Write every entry out again exactly, please, and skip the pictures.
====== Supplied material
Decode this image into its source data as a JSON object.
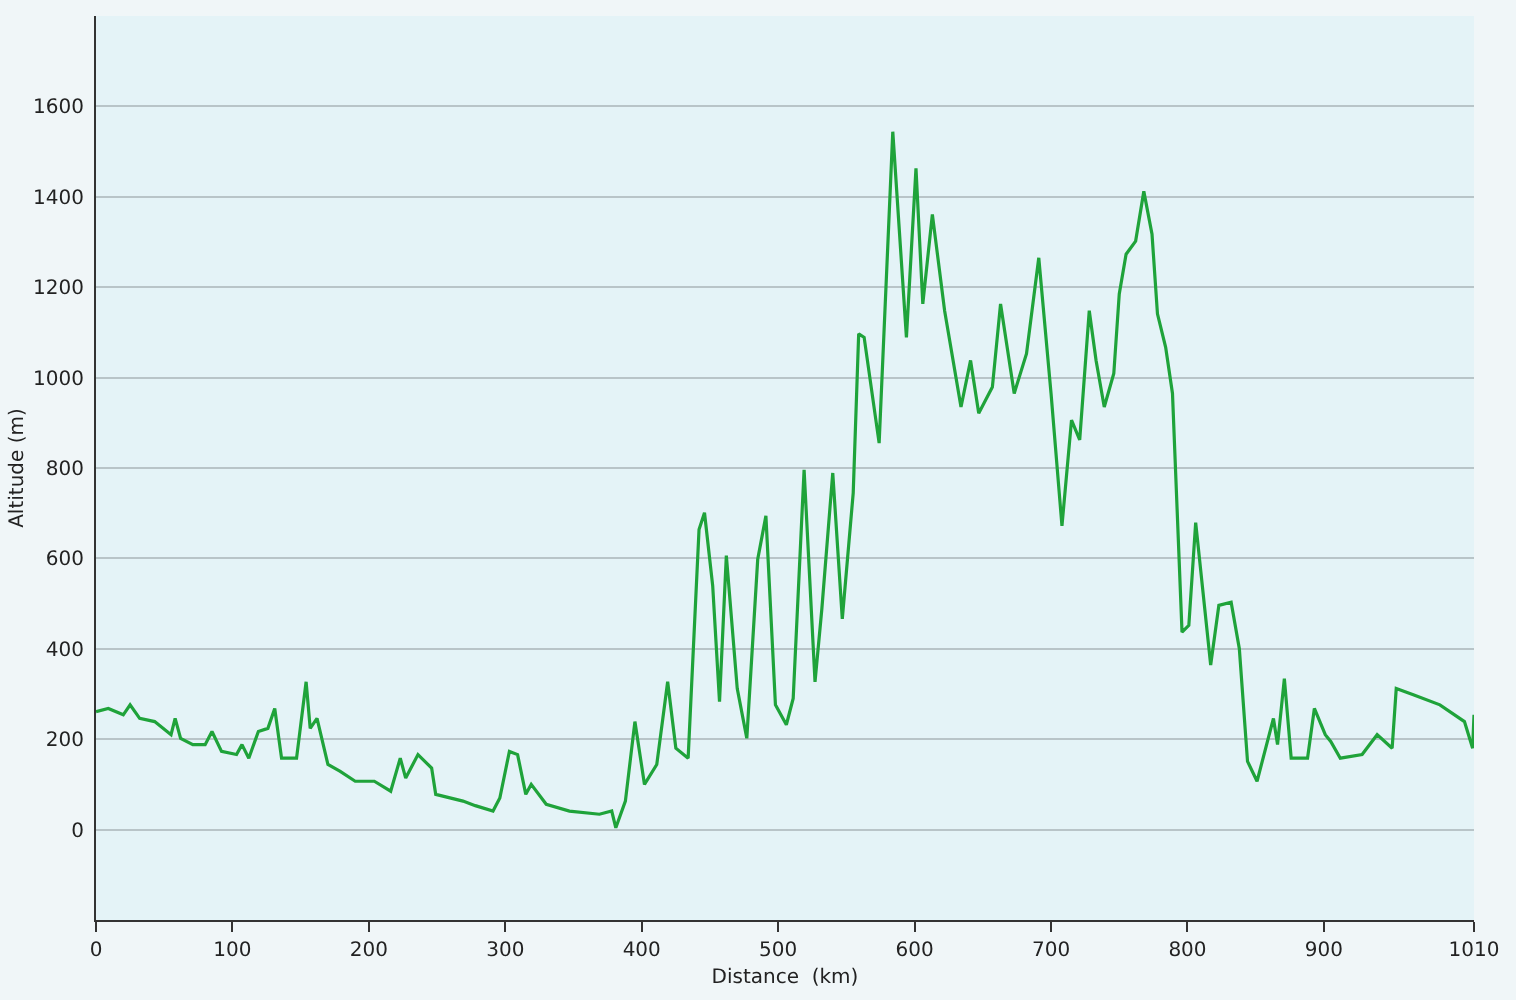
{
  "chart_data": {
    "type": "line",
    "xlabel": "Distance  (km)",
    "ylabel": "Altitude (m)",
    "xlim": [
      0,
      1010
    ],
    "xticks": [
      0,
      100,
      200,
      300,
      400,
      500,
      600,
      700,
      800,
      900,
      1010
    ],
    "ylim": [
      -200,
      1800
    ],
    "yticks": [
      0,
      200,
      400,
      600,
      800,
      1000,
      1200,
      1400,
      1600
    ],
    "grid": "y",
    "marker": "none",
    "line_style": "solid",
    "series": [
      {
        "color": "#1fa33a",
        "x": [
          0,
          9,
          20,
          25,
          32,
          43,
          55,
          58,
          62,
          71,
          80,
          85,
          92,
          103,
          107,
          112,
          119,
          126,
          131,
          136,
          147,
          154,
          157,
          162,
          170,
          179,
          190,
          204,
          216,
          223,
          227,
          236,
          246,
          249,
          269,
          278,
          291,
          296,
          303,
          309,
          315,
          319,
          330,
          347,
          369,
          378,
          381,
          388,
          395,
          402,
          411,
          419,
          425,
          434,
          442,
          446,
          452,
          457,
          462,
          470,
          477,
          485,
          491,
          498,
          506,
          511,
          519,
          527,
          532,
          540,
          547,
          555,
          559,
          563,
          574,
          584,
          594,
          601,
          606,
          613,
          622,
          634,
          641,
          647,
          657,
          663,
          673,
          682,
          691,
          700,
          708,
          715,
          721,
          728,
          733,
          739,
          746,
          750,
          755,
          762,
          768,
          774,
          778,
          784,
          789,
          796,
          801,
          806,
          817,
          823,
          832,
          838,
          844,
          851,
          863,
          866,
          871,
          876,
          888,
          893,
          901,
          905,
          912,
          928,
          939,
          950,
          953,
          966,
          985,
          1003,
          1009,
          1010
        ],
        "values": [
          261,
          268,
          254,
          276,
          246,
          239,
          210,
          246,
          202,
          188,
          188,
          217,
          173,
          166,
          188,
          158,
          217,
          224,
          268,
          158,
          158,
          327,
          224,
          246,
          144,
          129,
          107,
          107,
          85,
          158,
          114,
          166,
          136,
          78,
          63,
          53,
          41,
          70,
          173,
          166,
          78,
          100,
          56,
          41,
          34,
          41,
          4,
          63,
          239,
          100,
          144,
          327,
          180,
          158,
          664,
          701,
          540,
          283,
          606,
          312,
          202,
          598,
          694,
          276,
          232,
          290,
          796,
          327,
          488,
          789,
          466,
          745,
          1097,
          1089,
          855,
          1544,
          1089,
          1463,
          1163,
          1361,
          1148,
          935,
          1038,
          921,
          979,
          1163,
          965,
          1053,
          1265,
          965,
          672,
          906,
          862,
          1148,
          1038,
          935,
          1009,
          1185,
          1273,
          1302,
          1412,
          1317,
          1141,
          1067,
          965,
          437,
          452,
          679,
          364,
          496,
          503,
          400,
          151,
          107,
          246,
          188,
          334,
          158,
          158,
          268,
          210,
          195,
          158,
          166,
          210,
          180,
          312,
          298,
          276,
          239,
          180,
          254
        ]
      }
    ]
  }
}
============
● Result:
Decode this image into its source data as a JSON object.
{
  "chart_data": {
    "type": "line",
    "xlabel": "Distance  (km)",
    "ylabel": "Altitude (m)",
    "xlim": [
      0,
      1010
    ],
    "xticks": [
      0,
      100,
      200,
      300,
      400,
      500,
      600,
      700,
      800,
      900,
      1010
    ],
    "ylim": [
      -200,
      1800
    ],
    "yticks": [
      0,
      200,
      400,
      600,
      800,
      1000,
      1200,
      1400,
      1600
    ],
    "grid": "y",
    "marker": "none",
    "line_style": "solid",
    "series": [
      {
        "color": "#1fa33a",
        "x": [
          0,
          9,
          20,
          25,
          32,
          43,
          55,
          58,
          62,
          71,
          80,
          85,
          92,
          103,
          107,
          112,
          119,
          126,
          131,
          136,
          147,
          154,
          157,
          162,
          170,
          179,
          190,
          204,
          216,
          223,
          227,
          236,
          246,
          249,
          269,
          278,
          291,
          296,
          303,
          309,
          315,
          319,
          330,
          347,
          369,
          378,
          381,
          388,
          395,
          402,
          411,
          419,
          425,
          434,
          442,
          446,
          452,
          457,
          462,
          470,
          477,
          485,
          491,
          498,
          506,
          511,
          519,
          527,
          532,
          540,
          547,
          555,
          559,
          563,
          574,
          584,
          594,
          601,
          606,
          613,
          622,
          634,
          641,
          647,
          657,
          663,
          673,
          682,
          691,
          700,
          708,
          715,
          721,
          728,
          733,
          739,
          746,
          750,
          755,
          762,
          768,
          774,
          778,
          784,
          789,
          796,
          801,
          806,
          817,
          823,
          832,
          838,
          844,
          851,
          863,
          866,
          871,
          876,
          888,
          893,
          901,
          905,
          912,
          928,
          939,
          950,
          953,
          966,
          985,
          1003,
          1009,
          1010
        ],
        "values": [
          261,
          268,
          254,
          276,
          246,
          239,
          210,
          246,
          202,
          188,
          188,
          217,
          173,
          166,
          188,
          158,
          217,
          224,
          268,
          158,
          158,
          327,
          224,
          246,
          144,
          129,
          107,
          107,
          85,
          158,
          114,
          166,
          136,
          78,
          63,
          53,
          41,
          70,
          173,
          166,
          78,
          100,
          56,
          41,
          34,
          41,
          4,
          63,
          239,
          100,
          144,
          327,
          180,
          158,
          664,
          701,
          540,
          283,
          606,
          312,
          202,
          598,
          694,
          276,
          232,
          290,
          796,
          327,
          488,
          789,
          466,
          745,
          1097,
          1089,
          855,
          1544,
          1089,
          1463,
          1163,
          1361,
          1148,
          935,
          1038,
          921,
          979,
          1163,
          965,
          1053,
          1265,
          965,
          672,
          906,
          862,
          1148,
          1038,
          935,
          1009,
          1185,
          1273,
          1302,
          1412,
          1317,
          1141,
          1067,
          965,
          437,
          452,
          679,
          364,
          496,
          503,
          400,
          151,
          107,
          246,
          188,
          334,
          158,
          158,
          268,
          210,
          195,
          158,
          166,
          210,
          180,
          312,
          298,
          276,
          239,
          180,
          254
        ]
      }
    ]
  }
}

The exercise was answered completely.